▼▼▼
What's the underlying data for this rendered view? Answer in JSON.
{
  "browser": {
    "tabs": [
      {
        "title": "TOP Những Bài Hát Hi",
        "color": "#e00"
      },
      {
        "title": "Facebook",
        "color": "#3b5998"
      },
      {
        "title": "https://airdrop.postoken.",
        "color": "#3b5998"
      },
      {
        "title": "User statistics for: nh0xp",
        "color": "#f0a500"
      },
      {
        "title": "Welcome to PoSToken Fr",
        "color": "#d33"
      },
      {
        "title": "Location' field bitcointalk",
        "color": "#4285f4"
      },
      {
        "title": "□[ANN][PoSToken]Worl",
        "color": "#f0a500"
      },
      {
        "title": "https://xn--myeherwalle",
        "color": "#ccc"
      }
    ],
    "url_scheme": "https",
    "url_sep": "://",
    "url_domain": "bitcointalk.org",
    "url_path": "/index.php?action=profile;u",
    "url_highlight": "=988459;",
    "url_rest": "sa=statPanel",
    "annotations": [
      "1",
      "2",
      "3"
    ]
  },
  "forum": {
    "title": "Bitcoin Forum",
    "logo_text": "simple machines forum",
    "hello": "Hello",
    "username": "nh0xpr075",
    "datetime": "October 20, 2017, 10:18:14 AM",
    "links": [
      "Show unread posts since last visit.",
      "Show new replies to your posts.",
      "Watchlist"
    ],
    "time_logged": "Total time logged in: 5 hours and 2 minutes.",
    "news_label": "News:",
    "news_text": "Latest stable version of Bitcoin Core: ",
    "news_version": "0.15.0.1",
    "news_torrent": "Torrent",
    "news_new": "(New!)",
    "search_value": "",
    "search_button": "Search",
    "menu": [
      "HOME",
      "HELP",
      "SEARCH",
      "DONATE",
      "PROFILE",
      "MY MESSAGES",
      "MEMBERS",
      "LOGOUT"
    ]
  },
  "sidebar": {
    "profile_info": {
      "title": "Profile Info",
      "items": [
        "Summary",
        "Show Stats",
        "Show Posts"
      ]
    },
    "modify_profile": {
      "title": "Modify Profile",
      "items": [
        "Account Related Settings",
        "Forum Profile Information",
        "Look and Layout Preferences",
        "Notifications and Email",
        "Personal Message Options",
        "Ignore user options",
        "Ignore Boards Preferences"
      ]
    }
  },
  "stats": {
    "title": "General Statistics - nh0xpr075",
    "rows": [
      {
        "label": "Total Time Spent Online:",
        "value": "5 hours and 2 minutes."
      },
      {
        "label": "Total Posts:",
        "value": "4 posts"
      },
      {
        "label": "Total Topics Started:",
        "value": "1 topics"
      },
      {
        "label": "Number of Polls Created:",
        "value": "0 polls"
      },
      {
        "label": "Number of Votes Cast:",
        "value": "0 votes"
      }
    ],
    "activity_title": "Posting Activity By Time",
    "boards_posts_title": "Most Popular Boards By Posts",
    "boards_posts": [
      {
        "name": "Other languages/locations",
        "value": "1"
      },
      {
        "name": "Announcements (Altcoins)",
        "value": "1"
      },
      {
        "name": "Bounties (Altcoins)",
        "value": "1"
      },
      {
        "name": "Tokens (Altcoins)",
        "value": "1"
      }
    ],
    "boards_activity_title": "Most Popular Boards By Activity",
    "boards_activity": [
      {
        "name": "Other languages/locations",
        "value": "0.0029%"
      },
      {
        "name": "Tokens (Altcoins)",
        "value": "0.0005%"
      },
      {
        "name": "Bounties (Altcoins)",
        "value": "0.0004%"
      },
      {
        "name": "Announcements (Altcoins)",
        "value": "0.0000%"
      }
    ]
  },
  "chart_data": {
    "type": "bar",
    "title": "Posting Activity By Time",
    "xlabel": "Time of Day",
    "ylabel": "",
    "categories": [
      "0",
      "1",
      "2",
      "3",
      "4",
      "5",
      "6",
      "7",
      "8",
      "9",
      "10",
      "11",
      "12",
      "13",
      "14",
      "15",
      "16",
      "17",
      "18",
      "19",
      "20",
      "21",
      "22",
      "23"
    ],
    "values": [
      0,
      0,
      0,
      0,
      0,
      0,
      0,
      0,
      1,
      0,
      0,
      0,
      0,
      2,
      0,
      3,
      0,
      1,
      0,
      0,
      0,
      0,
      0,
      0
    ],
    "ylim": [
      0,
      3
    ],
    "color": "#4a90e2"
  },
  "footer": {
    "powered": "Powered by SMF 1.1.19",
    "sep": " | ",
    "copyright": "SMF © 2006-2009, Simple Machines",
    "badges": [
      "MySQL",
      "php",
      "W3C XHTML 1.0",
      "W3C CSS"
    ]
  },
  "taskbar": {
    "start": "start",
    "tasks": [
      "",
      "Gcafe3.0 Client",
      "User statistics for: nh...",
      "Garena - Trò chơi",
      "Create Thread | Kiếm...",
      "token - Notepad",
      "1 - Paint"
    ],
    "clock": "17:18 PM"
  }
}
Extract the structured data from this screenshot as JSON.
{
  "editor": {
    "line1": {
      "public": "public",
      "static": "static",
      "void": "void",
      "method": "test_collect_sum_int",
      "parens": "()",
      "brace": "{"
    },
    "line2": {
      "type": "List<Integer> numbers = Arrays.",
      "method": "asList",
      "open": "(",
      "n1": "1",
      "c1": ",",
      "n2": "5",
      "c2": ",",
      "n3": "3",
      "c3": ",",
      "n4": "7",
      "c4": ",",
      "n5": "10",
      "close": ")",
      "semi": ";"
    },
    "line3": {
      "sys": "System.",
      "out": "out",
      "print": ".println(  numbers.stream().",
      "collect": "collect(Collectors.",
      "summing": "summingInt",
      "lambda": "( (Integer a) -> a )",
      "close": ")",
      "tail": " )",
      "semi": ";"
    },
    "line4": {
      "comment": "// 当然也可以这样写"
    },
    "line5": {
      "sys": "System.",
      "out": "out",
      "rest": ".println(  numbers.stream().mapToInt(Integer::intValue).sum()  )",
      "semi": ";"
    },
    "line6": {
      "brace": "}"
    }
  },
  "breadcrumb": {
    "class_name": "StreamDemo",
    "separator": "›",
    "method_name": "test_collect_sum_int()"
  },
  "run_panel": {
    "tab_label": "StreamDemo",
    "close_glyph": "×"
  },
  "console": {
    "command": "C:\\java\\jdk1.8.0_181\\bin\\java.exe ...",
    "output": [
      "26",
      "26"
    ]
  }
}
▲▲▲
== EXERCISE PROMPT ==
Above are the records; retype every one exactly.

== ANSWER FOR THIS EXERCISE ==
What's the underlying data for this rendered view? Answer in JSON.
{
  "browser": {
    "tabs": [
      {
        "title": "TOP Những Bài Hát Hi",
        "color": "#e00"
      },
      {
        "title": "Facebook",
        "color": "#3b5998"
      },
      {
        "title": "https://airdrop.postoken.",
        "color": "#3b5998"
      },
      {
        "title": "User statistics for: nh0xp",
        "color": "#f0a500"
      },
      {
        "title": "Welcome to PoSToken Fr",
        "color": "#d33"
      },
      {
        "title": "Location' field bitcointalk",
        "color": "#4285f4"
      },
      {
        "title": "□[ANN][PoSToken]Worl",
        "color": "#f0a500"
      },
      {
        "title": "https://xn--myeherwalle",
        "color": "#ccc"
      }
    ],
    "url_scheme": "https",
    "url_sep": "://",
    "url_domain": "bitcointalk.org",
    "url_path": "/index.php?action=profile;u",
    "url_highlight": "=988459;",
    "url_rest": "sa=statPanel",
    "annotations": [
      "1",
      "2",
      "3"
    ]
  },
  "forum": {
    "title": "Bitcoin Forum",
    "logo_text": "simple machines forum",
    "hello": "Hello",
    "username": "nh0xpr075",
    "datetime": "October 20, 2017, 10:18:14 AM",
    "links": [
      "Show unread posts since last visit.",
      "Show new replies to your posts.",
      "Watchlist"
    ],
    "time_logged": "Total time logged in: 5 hours and 2 minutes.",
    "news_label": "News:",
    "news_text": "Latest stable version of Bitcoin Core: ",
    "news_version": "0.15.0.1",
    "news_torrent": "Torrent",
    "news_new": "(New!)",
    "search_value": "",
    "search_button": "Search",
    "menu": [
      "HOME",
      "HELP",
      "SEARCH",
      "DONATE",
      "PROFILE",
      "MY MESSAGES",
      "MEMBERS",
      "LOGOUT"
    ]
  },
  "sidebar": {
    "profile_info": {
      "title": "Profile Info",
      "items": [
        "Summary",
        "Show Stats",
        "Show Posts"
      ]
    },
    "modify_profile": {
      "title": "Modify Profile",
      "items": [
        "Account Related Settings",
        "Forum Profile Information",
        "Look and Layout Preferences",
        "Notifications and Email",
        "Personal Message Options",
        "Ignore user options",
        "Ignore Boards Preferences"
      ]
    }
  },
  "stats": {
    "title": "General Statistics - nh0xpr075",
    "rows": [
      {
        "label": "Total Time Spent Online:",
        "value": "5 hours and 2 minutes."
      },
      {
        "label": "Total Posts:",
        "value": "4 posts"
      },
      {
        "label": "Total Topics Started:",
        "value": "1 topics"
      },
      {
        "label": "Number of Polls Created:",
        "value": "0 polls"
      },
      {
        "label": "Number of Votes Cast:",
        "value": "0 votes"
      }
    ],
    "activity_title": "Posting Activity By Time",
    "boards_posts_title": "Most Popular Boards By Posts",
    "boards_posts": [
      {
        "name": "Other languages/locations",
        "value": "1"
      },
      {
        "name": "Announcements (Altcoins)",
        "value": "1"
      },
      {
        "name": "Bounties (Altcoins)",
        "value": "1"
      },
      {
        "name": "Tokens (Altcoins)",
        "value": "1"
      }
    ],
    "boards_activity_title": "Most Popular Boards By Activity",
    "boards_activity": [
      {
        "name": "Other languages/locations",
        "value": "0.0029%"
      },
      {
        "name": "Tokens (Altcoins)",
        "value": "0.0005%"
      },
      {
        "name": "Bounties (Altcoins)",
        "value": "0.0004%"
      },
      {
        "name": "Announcements (Altcoins)",
        "value": "0.0000%"
      }
    ]
  },
  "chart_data": {
    "type": "bar",
    "title": "Posting Activity By Time",
    "xlabel": "Time of Day",
    "ylabel": "",
    "categories": [
      "0",
      "1",
      "2",
      "3",
      "4",
      "5",
      "6",
      "7",
      "8",
      "9",
      "10",
      "11",
      "12",
      "13",
      "14",
      "15",
      "16",
      "17",
      "18",
      "19",
      "20",
      "21",
      "22",
      "23"
    ],
    "values": [
      0,
      0,
      0,
      0,
      0,
      0,
      0,
      0,
      1,
      0,
      0,
      0,
      0,
      2,
      0,
      3,
      0,
      1,
      0,
      0,
      0,
      0,
      0,
      0
    ],
    "ylim": [
      0,
      3
    ],
    "color": "#4a90e2"
  },
  "footer": {
    "powered": "Powered by SMF 1.1.19",
    "sep": " | ",
    "copyright": "SMF © 2006-2009, Simple Machines",
    "badges": [
      "MySQL",
      "php",
      "W3C XHTML 1.0",
      "W3C CSS"
    ]
  },
  "taskbar": {
    "start": "start",
    "tasks": [
      "",
      "Gcafe3.0 Client",
      "User statistics for: nh...",
      "Garena - Trò chơi",
      "Create Thread | Kiếm...",
      "token - Notepad",
      "1 - Paint"
    ],
    "clock": "17:18 PM"
  }
}
Extract the structured data from this screenshot as JSON.
{
  "editor": {
    "line1": {
      "public": "public",
      "static": "static",
      "void": "void",
      "method": "test_collect_sum_int",
      "parens": "()",
      "brace": "{"
    },
    "line2": {
      "type": "List<Integer> numbers = Arrays.",
      "method": "asList",
      "open": "(",
      "n1": "1",
      "c1": ",",
      "n2": "5",
      "c2": ",",
      "n3": "3",
      "c3": ",",
      "n4": "7",
      "c4": ",",
      "n5": "10",
      "close": ")",
      "semi": ";"
    },
    "line3": {
      "sys": "System.",
      "out": "out",
      "print": ".println(  numbers.stream().",
      "collect": "collect(Collectors.",
      "summing": "summingInt",
      "lambda": "( (Integer a) -> a )",
      "close": ")",
      "tail": " )",
      "semi": ";"
    },
    "line4": {
      "comment": "// 当然也可以这样写"
    },
    "line5": {
      "sys": "System.",
      "out": "out",
      "rest": ".println(  numbers.stream().mapToInt(Integer::intValue).sum()  )",
      "semi": ";"
    },
    "line6": {
      "brace": "}"
    }
  },
  "breadcrumb": {
    "class_name": "StreamDemo",
    "separator": "›",
    "method_name": "test_collect_sum_int()"
  },
  "run_panel": {
    "tab_label": "StreamDemo",
    "close_glyph": "×"
  },
  "console": {
    "command": "C:\\java\\jdk1.8.0_181\\bin\\java.exe ...",
    "output": [
      "26",
      "26"
    ]
  }
}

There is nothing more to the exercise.